Excerpts from a figure dataset:

========================================================================

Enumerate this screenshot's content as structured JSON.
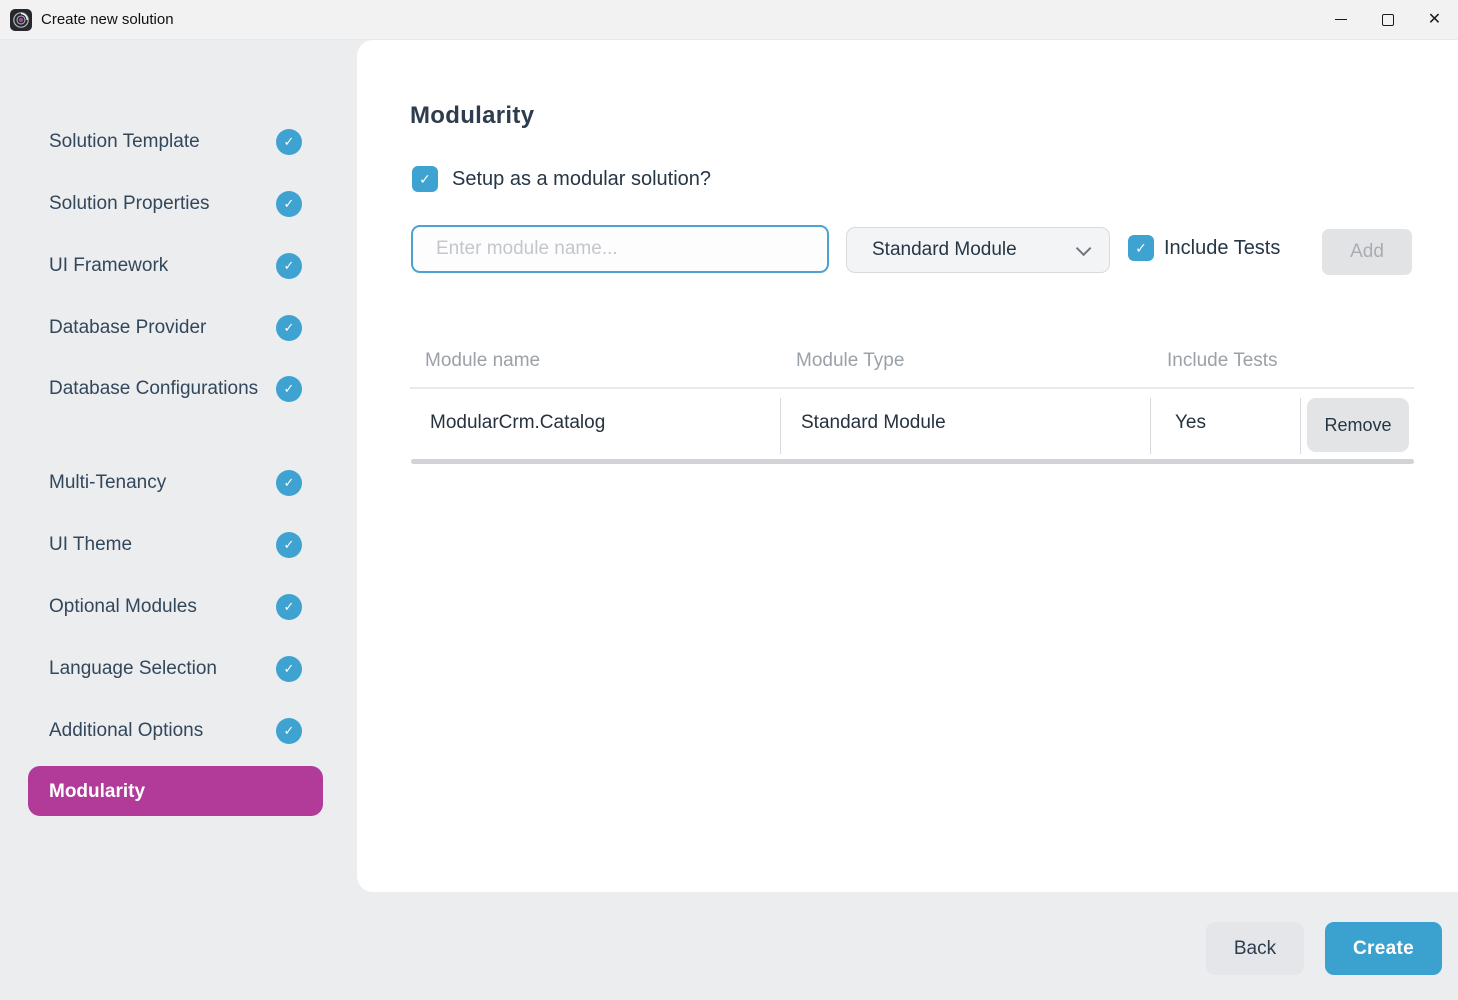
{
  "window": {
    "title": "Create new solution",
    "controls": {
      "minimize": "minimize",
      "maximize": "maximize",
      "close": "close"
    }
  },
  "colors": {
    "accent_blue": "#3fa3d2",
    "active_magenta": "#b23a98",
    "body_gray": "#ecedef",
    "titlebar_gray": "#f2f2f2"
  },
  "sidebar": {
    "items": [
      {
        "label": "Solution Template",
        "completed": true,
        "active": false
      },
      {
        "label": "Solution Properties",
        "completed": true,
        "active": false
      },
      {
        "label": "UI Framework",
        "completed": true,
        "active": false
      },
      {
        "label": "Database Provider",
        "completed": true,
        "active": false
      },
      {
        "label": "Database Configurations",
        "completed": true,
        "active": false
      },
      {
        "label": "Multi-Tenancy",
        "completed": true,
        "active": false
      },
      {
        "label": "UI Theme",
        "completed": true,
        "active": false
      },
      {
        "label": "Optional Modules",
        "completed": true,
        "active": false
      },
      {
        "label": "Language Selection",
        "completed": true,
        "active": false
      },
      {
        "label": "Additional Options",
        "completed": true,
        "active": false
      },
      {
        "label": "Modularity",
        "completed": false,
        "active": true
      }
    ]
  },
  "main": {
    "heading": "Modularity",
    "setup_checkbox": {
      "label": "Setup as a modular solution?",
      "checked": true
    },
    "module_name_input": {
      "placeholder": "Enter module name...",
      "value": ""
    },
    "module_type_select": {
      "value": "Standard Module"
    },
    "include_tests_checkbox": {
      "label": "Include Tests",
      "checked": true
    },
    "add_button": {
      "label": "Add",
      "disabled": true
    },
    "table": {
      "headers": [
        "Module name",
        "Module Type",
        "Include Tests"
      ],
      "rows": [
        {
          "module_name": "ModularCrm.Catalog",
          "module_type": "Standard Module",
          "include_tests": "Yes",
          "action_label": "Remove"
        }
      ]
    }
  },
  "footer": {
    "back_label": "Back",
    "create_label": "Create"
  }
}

========================================================================

Restate the entire listing word for word, excluding pictures.

◆ Response for this exercise ◆
Enumerate this screenshot's content as structured JSON.
{
  "window": {
    "title": "Create new solution",
    "controls": {
      "minimize": "minimize",
      "maximize": "maximize",
      "close": "close"
    }
  },
  "colors": {
    "accent_blue": "#3fa3d2",
    "active_magenta": "#b23a98",
    "body_gray": "#ecedef",
    "titlebar_gray": "#f2f2f2"
  },
  "sidebar": {
    "items": [
      {
        "label": "Solution Template",
        "completed": true,
        "active": false
      },
      {
        "label": "Solution Properties",
        "completed": true,
        "active": false
      },
      {
        "label": "UI Framework",
        "completed": true,
        "active": false
      },
      {
        "label": "Database Provider",
        "completed": true,
        "active": false
      },
      {
        "label": "Database Configurations",
        "completed": true,
        "active": false
      },
      {
        "label": "Multi-Tenancy",
        "completed": true,
        "active": false
      },
      {
        "label": "UI Theme",
        "completed": true,
        "active": false
      },
      {
        "label": "Optional Modules",
        "completed": true,
        "active": false
      },
      {
        "label": "Language Selection",
        "completed": true,
        "active": false
      },
      {
        "label": "Additional Options",
        "completed": true,
        "active": false
      },
      {
        "label": "Modularity",
        "completed": false,
        "active": true
      }
    ]
  },
  "main": {
    "heading": "Modularity",
    "setup_checkbox": {
      "label": "Setup as a modular solution?",
      "checked": true
    },
    "module_name_input": {
      "placeholder": "Enter module name...",
      "value": ""
    },
    "module_type_select": {
      "value": "Standard Module"
    },
    "include_tests_checkbox": {
      "label": "Include Tests",
      "checked": true
    },
    "add_button": {
      "label": "Add",
      "disabled": true
    },
    "table": {
      "headers": [
        "Module name",
        "Module Type",
        "Include Tests"
      ],
      "rows": [
        {
          "module_name": "ModularCrm.Catalog",
          "module_type": "Standard Module",
          "include_tests": "Yes",
          "action_label": "Remove"
        }
      ]
    }
  },
  "footer": {
    "back_label": "Back",
    "create_label": "Create"
  }
}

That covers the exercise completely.